## START

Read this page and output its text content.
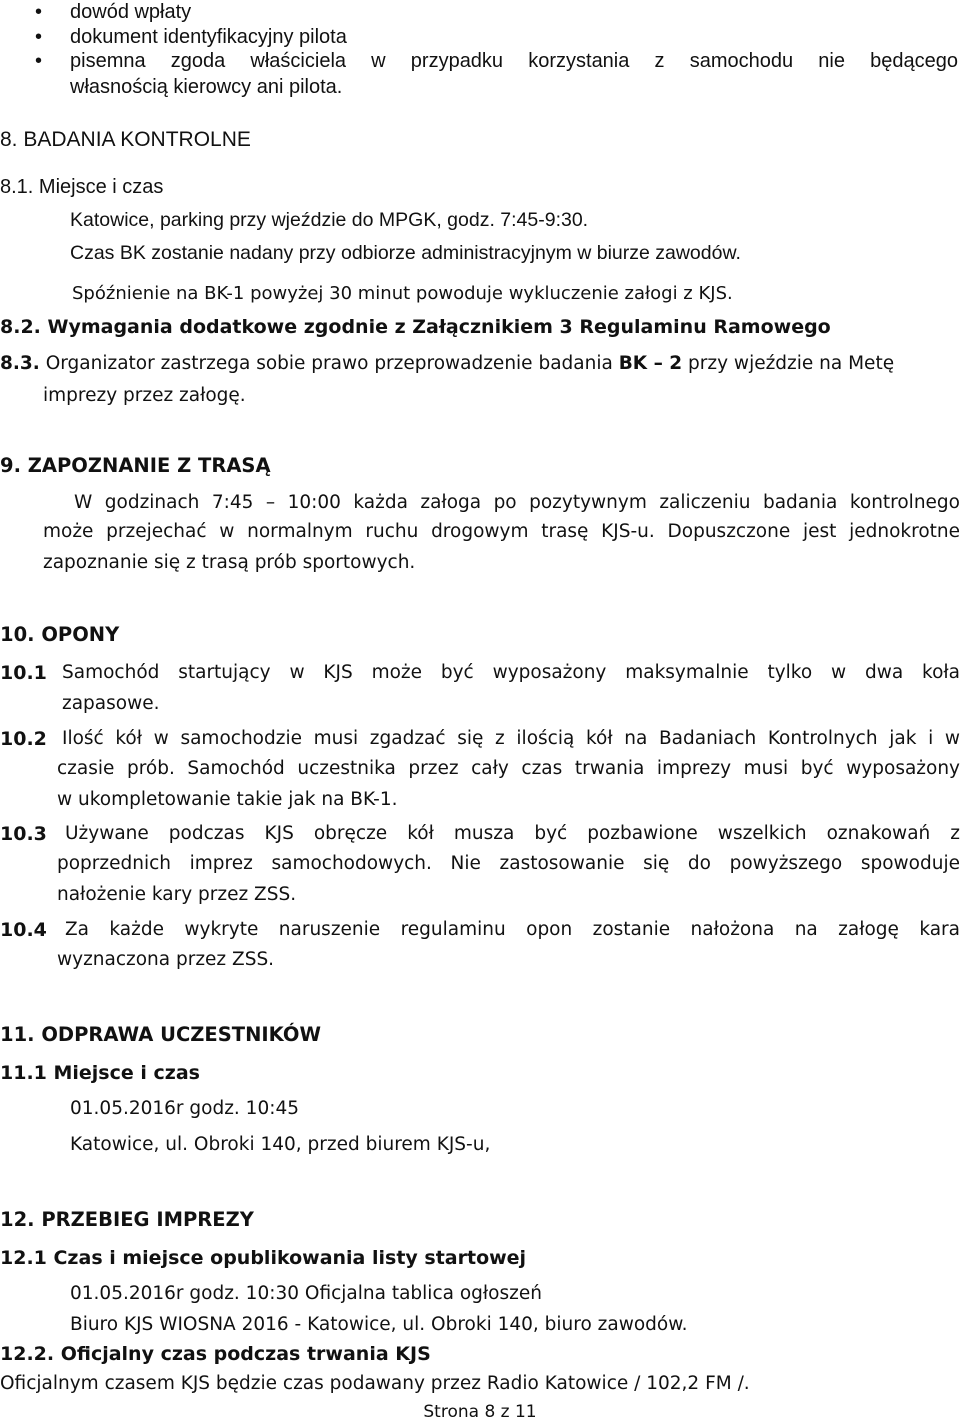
• dowód wpłaty
• dokument identyfikacyjny pilota
• pisemna zgoda właściciela w przypadku korzystania z samochodu nie będącego
własnością kierowcy ani pilota.
8. BADANIA KONTROLNE
8.1. Miejsce i czas
Katowice, parking przy wjeździe do MPGK, godz. 7:45-9:30.
Czas BK zostanie nadany przy odbiorze administracyjnym w biurze zawodów.
Spóźnienie na BK-1 powyżej 30 minut powoduje wykluczenie załogi z KJS.
8.2. Wymagania dodatkowe zgodnie z Załącznikiem 3 Regulaminu Ramowego
8.3. Organizator zastrzega sobie prawo przeprowadzenie badania BK – 2 przy wjeździe na Metę
imprezy przez załogę.
9. ZAPOZNANIE Z TRASĄ
W godzinach 7:45 – 10:00 każda załoga po pozytywnym zaliczeniu badania kontrolnego
może przejechać w normalnym ruchu drogowym trasę KJS-u. Dopuszczone jest jednokrotne
zapoznanie się z trasą prób sportowych.
10. OPONY
10.1 Samochód startujący w KJS może być wyposażony maksymalnie tylko w dwa koła
zapasowe.
10.2 Ilość kół w samochodzie musi zgadzać się z ilością kół na Badaniach Kontrolnych jak i w
czasie prób. Samochód uczestnika przez cały czas trwania imprezy musi być wyposażony
w ukompletowanie takie jak na BK-1.
10.3 Używane podczas KJS obręcze kół musza być pozbawione wszelkich oznakowań z
poprzednich imprez samochodowych. Nie zastosowanie się do powyższego spowoduje
nałożenie kary przez ZSS.
10.4 Za każde wykryte naruszenie regulaminu opon zostanie nałożona na załogę kara
wyznaczona przez ZSS.
11. ODPRAWA UCZESTNIKÓW
11.1 Miejsce i czas
01.05.2016r godz. 10:45
Katowice, ul. Obroki 140, przed biurem KJS-u,
12. PRZEBIEG IMPREZY
12.1 Czas i miejsce opublikowania listy startowej
01.05.2016r godz. 10:30 Oficjalna tablica ogłoszeń
Biuro KJS WIOSNA 2016 - Katowice, ul. Obroki 140, biuro zawodów.
12.2. Oficjalny czas podczas trwania KJS
Oficjalnym czasem KJS będzie czas podawany przez Radio Katowice / 102,2 FM /.
Strona 8 z 11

## END

*Requirement*. Only the number is needed here: how many lines of the records contain "przez"?

*Result of the exercise*. 5